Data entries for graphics
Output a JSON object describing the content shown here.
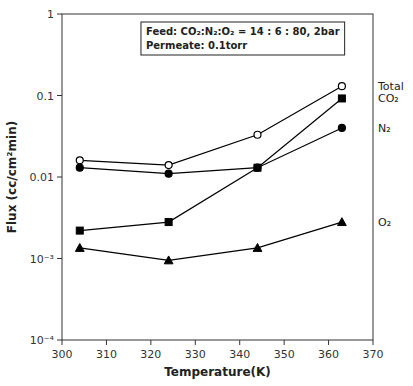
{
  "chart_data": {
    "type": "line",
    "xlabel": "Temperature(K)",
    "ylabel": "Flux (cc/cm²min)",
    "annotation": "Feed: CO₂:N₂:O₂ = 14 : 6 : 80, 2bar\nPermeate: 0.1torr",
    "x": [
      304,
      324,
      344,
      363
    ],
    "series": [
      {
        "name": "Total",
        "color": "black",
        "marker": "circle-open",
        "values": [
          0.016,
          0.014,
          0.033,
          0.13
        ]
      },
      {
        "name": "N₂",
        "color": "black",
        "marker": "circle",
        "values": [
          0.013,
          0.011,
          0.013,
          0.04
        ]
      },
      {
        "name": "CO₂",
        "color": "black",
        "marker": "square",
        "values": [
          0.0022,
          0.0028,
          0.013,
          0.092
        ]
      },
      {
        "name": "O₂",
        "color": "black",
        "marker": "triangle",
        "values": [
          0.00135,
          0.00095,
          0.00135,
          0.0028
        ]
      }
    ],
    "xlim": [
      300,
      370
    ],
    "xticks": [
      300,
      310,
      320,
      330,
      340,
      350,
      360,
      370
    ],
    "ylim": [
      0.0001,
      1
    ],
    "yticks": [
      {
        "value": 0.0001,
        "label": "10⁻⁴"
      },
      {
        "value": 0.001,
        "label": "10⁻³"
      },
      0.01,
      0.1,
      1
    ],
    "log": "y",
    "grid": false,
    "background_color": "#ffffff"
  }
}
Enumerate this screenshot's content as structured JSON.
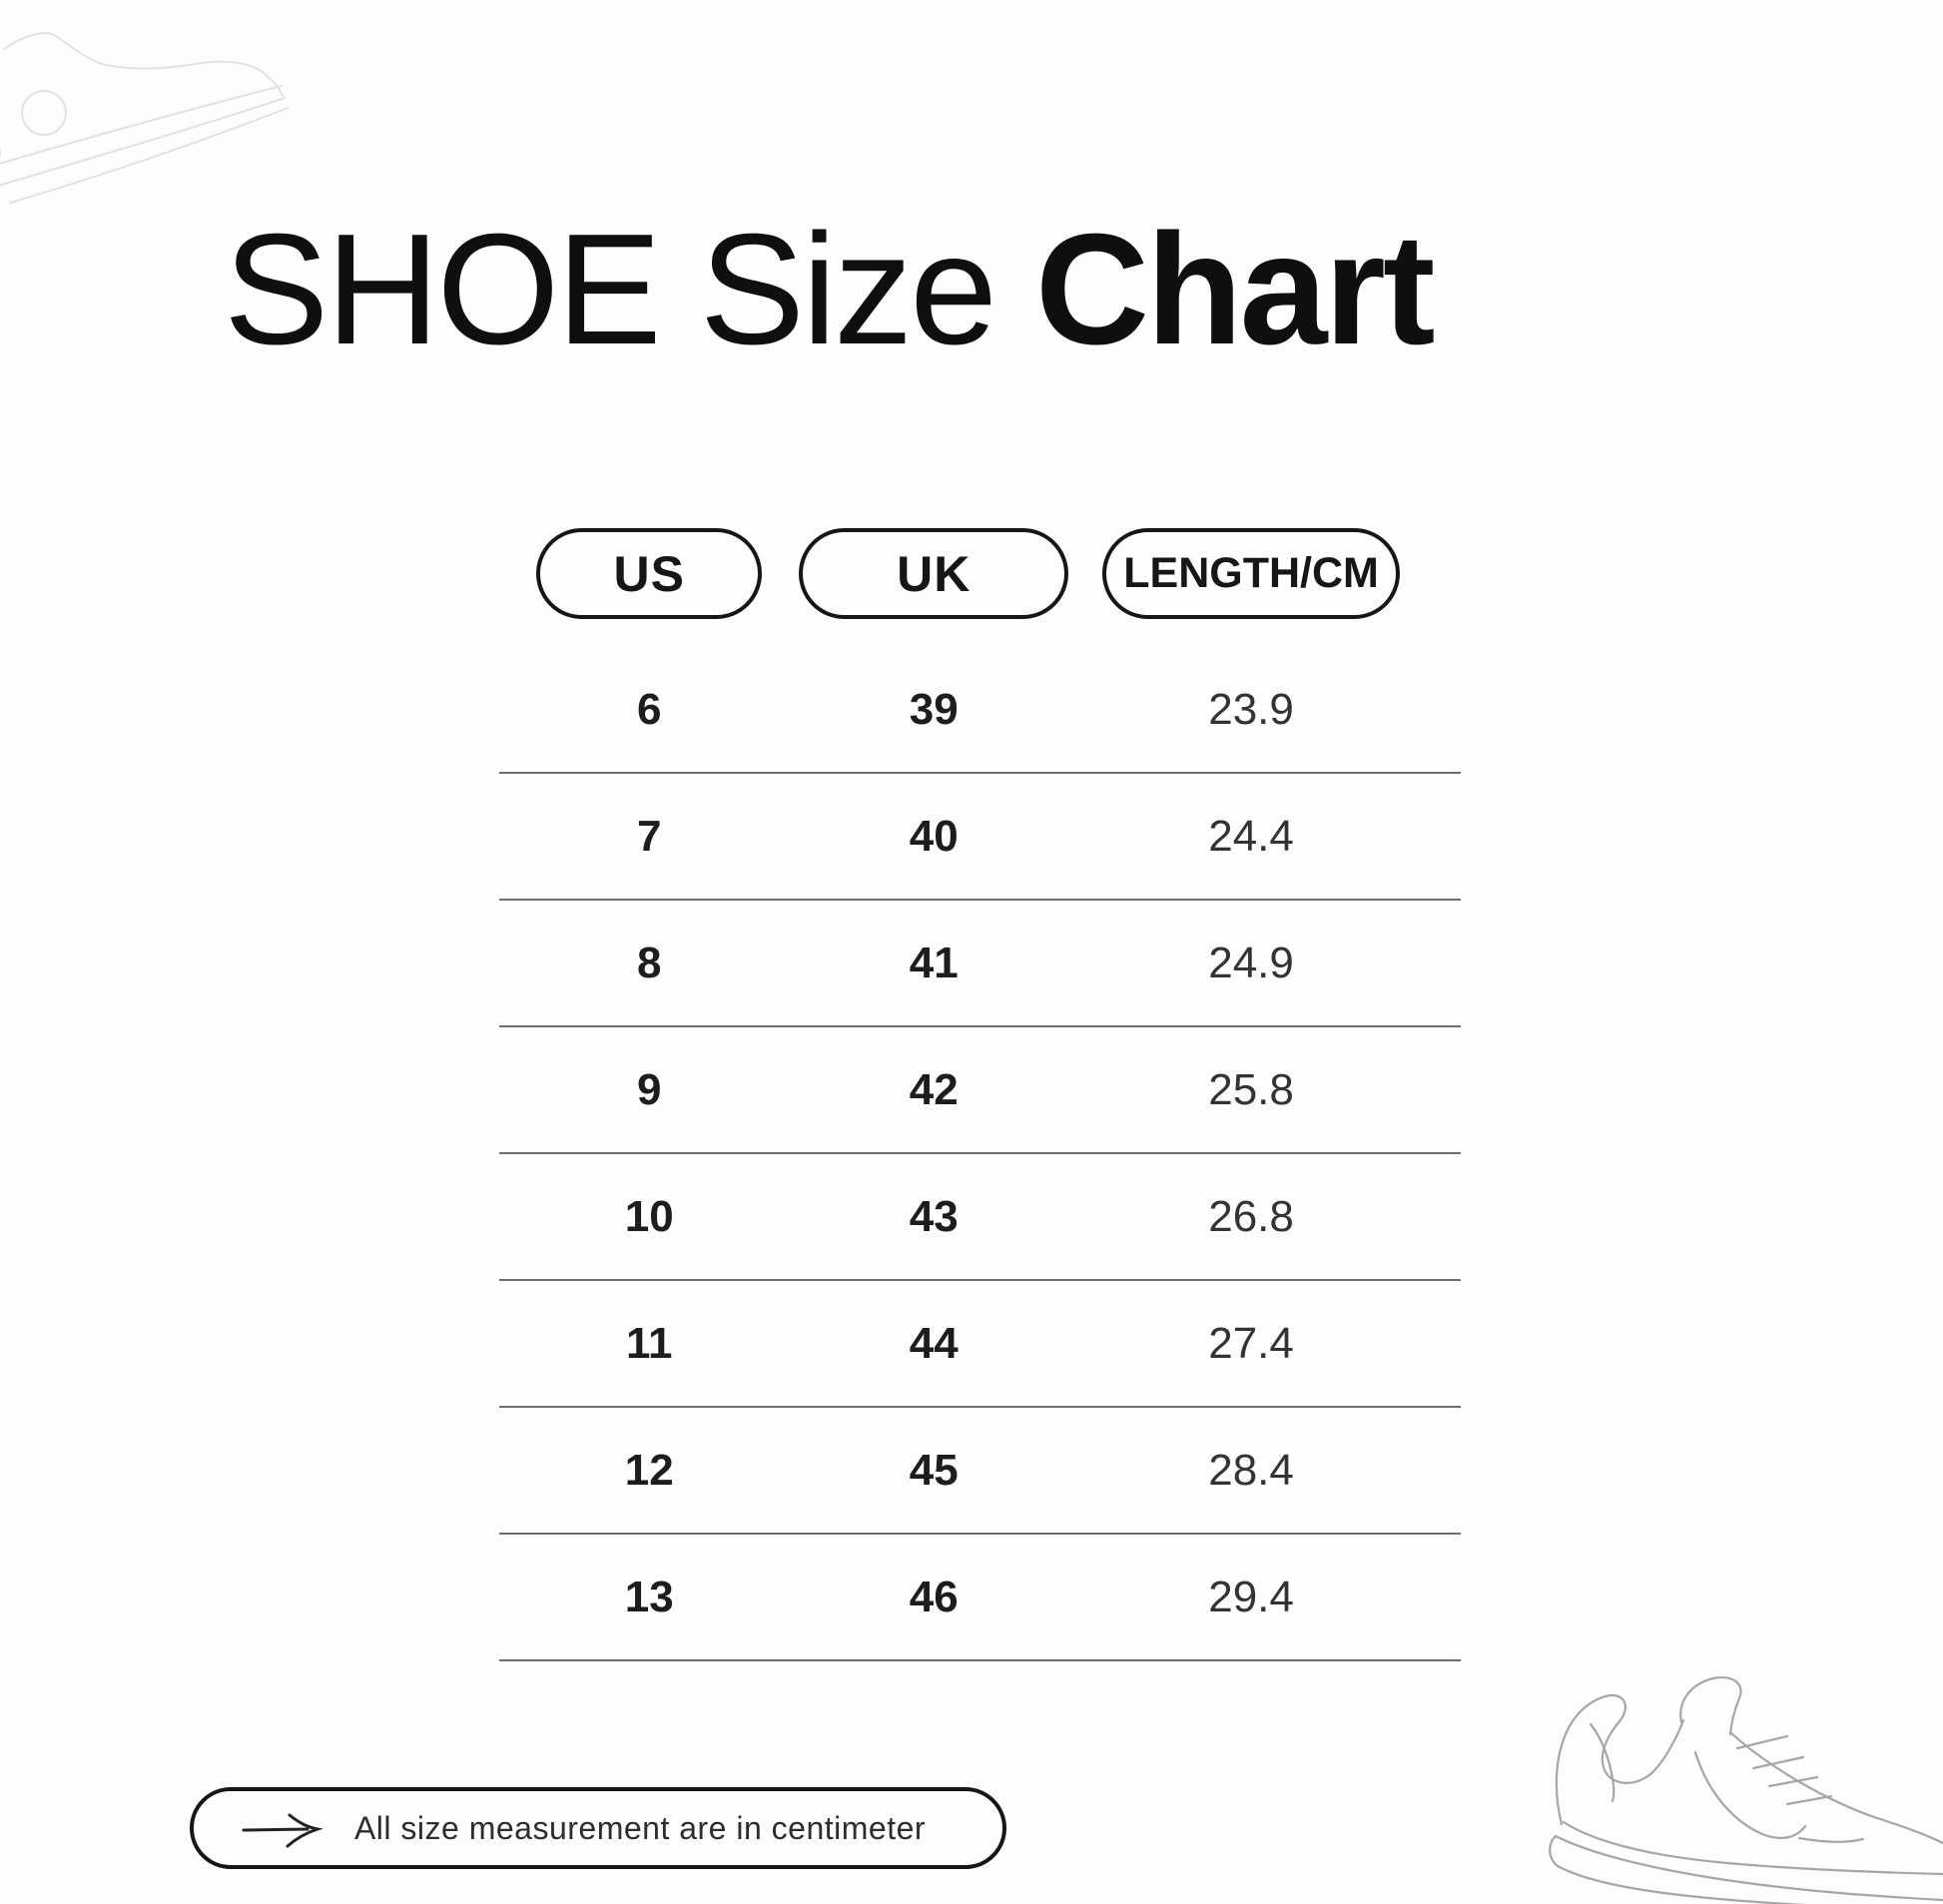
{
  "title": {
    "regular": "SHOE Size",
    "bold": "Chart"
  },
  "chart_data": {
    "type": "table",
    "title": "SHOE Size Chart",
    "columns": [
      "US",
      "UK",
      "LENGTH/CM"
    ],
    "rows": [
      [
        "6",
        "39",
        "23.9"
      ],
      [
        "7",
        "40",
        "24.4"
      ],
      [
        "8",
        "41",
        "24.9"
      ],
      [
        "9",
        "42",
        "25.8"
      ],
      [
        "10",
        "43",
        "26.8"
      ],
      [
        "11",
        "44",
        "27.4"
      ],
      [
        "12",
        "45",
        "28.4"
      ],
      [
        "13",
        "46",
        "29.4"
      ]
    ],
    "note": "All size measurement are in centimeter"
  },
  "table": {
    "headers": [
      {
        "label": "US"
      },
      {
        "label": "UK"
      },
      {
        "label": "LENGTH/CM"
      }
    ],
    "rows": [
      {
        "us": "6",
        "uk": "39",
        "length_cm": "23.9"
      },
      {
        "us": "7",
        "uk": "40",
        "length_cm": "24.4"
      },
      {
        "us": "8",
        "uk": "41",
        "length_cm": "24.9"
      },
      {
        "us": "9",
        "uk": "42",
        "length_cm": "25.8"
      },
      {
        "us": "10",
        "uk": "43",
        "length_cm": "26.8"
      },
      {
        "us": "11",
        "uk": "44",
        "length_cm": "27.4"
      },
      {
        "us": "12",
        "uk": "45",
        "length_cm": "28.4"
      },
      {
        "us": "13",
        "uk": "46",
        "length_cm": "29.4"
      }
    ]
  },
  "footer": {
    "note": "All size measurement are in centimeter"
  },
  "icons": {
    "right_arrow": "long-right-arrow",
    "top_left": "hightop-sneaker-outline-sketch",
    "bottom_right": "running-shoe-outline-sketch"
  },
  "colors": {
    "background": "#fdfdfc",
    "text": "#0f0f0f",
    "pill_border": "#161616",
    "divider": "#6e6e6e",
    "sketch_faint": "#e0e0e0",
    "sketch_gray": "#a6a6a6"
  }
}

==

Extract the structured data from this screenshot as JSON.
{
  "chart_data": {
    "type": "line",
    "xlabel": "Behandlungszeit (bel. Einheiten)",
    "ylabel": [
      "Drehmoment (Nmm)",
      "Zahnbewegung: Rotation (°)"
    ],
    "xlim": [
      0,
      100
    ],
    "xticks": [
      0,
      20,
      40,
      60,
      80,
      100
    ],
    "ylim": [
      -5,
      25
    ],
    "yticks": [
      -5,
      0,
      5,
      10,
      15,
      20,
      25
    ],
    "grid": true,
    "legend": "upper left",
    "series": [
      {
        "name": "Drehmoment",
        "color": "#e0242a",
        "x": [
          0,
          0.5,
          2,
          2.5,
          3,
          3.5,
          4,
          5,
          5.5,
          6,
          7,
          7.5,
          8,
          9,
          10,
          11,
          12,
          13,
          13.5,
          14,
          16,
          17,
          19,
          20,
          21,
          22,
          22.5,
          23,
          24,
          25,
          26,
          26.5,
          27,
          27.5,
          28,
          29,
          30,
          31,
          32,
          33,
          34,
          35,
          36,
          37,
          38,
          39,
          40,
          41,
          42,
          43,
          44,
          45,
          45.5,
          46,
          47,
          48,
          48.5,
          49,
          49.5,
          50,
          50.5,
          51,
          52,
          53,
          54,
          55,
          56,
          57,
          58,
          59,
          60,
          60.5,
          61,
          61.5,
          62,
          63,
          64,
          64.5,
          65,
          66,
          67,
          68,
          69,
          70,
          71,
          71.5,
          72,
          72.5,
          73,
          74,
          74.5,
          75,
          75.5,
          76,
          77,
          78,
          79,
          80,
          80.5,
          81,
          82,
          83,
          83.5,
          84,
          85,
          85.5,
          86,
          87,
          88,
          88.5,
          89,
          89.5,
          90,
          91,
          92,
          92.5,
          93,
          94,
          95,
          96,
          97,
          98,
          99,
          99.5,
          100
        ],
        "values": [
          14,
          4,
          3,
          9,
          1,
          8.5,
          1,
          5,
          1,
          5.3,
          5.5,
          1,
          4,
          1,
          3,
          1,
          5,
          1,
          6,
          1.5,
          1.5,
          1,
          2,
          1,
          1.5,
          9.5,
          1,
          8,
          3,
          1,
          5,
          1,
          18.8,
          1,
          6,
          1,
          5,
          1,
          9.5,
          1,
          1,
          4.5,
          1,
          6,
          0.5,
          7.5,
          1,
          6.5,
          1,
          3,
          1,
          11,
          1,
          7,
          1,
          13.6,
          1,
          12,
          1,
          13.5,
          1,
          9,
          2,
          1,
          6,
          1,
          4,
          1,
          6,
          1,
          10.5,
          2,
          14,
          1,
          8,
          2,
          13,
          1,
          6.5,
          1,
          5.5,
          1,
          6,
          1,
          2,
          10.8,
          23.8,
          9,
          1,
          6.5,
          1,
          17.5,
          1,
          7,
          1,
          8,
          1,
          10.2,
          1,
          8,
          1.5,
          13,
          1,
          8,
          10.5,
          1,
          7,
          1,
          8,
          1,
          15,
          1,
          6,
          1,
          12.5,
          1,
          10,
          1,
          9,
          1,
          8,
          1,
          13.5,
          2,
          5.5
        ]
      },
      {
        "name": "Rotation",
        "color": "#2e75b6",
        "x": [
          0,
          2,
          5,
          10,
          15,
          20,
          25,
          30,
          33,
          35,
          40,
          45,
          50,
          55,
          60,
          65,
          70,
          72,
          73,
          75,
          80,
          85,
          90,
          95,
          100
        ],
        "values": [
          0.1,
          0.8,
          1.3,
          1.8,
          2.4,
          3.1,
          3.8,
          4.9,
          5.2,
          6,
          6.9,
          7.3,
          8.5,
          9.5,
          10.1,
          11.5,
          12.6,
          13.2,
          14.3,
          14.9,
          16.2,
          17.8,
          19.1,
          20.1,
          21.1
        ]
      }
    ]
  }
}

Instructions for the task
Of the lines in the records, determine how many contain the word "outline", and report that number alone.

Correct answer
2